_REQUIRED TASK_
Go through the listing and return every line with "Explicit" in it.

_Raw records_
┄┄┄┄┄┄
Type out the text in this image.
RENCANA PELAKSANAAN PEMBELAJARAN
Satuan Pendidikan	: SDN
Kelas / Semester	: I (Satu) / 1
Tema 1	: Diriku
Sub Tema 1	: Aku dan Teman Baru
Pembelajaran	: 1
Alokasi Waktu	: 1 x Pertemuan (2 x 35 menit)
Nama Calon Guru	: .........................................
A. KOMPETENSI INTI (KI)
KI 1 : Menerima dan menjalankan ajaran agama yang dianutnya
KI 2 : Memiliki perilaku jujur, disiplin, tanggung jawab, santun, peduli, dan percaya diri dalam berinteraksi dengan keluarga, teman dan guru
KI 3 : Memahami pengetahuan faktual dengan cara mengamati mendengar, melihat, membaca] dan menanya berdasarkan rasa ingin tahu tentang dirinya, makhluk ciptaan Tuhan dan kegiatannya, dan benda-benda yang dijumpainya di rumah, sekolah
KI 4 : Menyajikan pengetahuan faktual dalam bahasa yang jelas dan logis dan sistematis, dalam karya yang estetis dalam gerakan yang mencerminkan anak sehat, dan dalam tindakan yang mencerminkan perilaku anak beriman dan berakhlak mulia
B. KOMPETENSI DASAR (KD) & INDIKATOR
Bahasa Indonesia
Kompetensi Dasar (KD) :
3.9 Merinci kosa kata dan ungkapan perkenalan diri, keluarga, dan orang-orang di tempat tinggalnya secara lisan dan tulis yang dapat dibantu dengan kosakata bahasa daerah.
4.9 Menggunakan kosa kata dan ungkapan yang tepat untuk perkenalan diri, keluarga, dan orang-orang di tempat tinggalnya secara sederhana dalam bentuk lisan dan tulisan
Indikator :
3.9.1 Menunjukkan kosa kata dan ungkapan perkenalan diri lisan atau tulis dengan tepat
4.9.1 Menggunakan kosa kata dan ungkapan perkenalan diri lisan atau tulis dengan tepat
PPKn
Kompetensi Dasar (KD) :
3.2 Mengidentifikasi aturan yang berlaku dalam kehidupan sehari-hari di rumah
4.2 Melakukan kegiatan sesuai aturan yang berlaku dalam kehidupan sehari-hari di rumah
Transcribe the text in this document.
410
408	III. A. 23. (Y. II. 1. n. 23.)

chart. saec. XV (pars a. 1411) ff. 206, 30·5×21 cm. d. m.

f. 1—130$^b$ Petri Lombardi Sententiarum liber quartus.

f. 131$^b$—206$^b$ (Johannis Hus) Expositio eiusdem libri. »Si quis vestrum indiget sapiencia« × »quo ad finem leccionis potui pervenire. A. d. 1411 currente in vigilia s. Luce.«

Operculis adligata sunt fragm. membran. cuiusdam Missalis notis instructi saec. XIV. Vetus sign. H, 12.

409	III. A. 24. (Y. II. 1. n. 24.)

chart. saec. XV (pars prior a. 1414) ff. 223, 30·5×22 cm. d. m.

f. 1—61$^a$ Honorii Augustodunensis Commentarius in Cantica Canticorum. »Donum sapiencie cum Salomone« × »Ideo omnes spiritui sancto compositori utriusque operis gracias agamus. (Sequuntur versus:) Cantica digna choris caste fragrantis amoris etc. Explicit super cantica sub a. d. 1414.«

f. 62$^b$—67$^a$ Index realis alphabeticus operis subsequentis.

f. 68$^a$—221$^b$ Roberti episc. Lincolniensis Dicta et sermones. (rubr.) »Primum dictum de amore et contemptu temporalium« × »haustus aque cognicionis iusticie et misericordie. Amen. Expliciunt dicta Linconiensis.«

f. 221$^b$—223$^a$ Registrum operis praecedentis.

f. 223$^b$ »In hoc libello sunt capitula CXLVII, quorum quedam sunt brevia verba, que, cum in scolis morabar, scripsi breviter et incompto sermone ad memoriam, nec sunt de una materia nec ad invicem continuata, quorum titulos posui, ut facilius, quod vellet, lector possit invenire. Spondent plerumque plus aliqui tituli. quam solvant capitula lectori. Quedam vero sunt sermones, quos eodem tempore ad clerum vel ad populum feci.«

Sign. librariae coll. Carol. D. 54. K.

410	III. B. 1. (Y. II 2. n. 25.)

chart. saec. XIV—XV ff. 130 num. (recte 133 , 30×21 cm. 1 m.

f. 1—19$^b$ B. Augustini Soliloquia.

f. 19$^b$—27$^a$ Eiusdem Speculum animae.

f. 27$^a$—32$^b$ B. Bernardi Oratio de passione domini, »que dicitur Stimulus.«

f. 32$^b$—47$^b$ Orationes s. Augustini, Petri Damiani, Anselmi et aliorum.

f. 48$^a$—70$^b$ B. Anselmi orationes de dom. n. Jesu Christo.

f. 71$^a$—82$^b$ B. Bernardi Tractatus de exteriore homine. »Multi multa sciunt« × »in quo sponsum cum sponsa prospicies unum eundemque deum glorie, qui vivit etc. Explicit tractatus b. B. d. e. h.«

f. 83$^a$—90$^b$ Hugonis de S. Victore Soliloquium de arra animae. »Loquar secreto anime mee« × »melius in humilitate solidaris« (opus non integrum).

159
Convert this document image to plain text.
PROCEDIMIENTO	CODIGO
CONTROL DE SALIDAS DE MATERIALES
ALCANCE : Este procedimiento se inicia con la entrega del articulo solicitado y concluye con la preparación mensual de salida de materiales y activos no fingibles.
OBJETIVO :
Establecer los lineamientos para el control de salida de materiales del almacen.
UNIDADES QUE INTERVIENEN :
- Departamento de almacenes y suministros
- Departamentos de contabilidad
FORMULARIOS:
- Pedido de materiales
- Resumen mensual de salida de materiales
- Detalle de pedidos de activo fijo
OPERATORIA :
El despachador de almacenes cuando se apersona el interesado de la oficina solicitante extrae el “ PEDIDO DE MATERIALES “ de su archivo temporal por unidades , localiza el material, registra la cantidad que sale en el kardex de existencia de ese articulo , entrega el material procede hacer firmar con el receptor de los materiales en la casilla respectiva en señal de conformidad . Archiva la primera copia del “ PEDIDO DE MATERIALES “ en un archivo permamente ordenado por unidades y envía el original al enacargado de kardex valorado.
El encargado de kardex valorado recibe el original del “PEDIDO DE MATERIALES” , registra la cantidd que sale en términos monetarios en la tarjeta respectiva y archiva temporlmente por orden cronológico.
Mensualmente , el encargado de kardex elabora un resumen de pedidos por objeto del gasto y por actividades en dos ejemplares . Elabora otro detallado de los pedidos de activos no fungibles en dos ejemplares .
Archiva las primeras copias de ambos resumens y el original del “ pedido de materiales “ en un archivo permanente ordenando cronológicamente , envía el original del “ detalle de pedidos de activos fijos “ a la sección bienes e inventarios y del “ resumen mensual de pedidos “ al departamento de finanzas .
┄┄┄┄┄┄
_THE OUTPUT_
f. 1—61$^a$ Honorii Augustodunensis Commentarius in Cantica Canticorum. »Donum sapiencie cum Salomone« × »Ideo omnes spiritui sancto compositori utriusque operis gracias agamus. (Sequuntur versus:) Cantica digna choris caste fragrantis amoris etc. Explicit super cantica sub a. d. 1414.«
f. 71$^a$—82$^b$ B. Bernardi Tractatus de exteriore homine. »Multi multa sciunt« × »in quo sponsum cum sponsa prospicies unum eundemque deum glorie, qui vivit etc. Explicit tractatus b. B. d. e. h.«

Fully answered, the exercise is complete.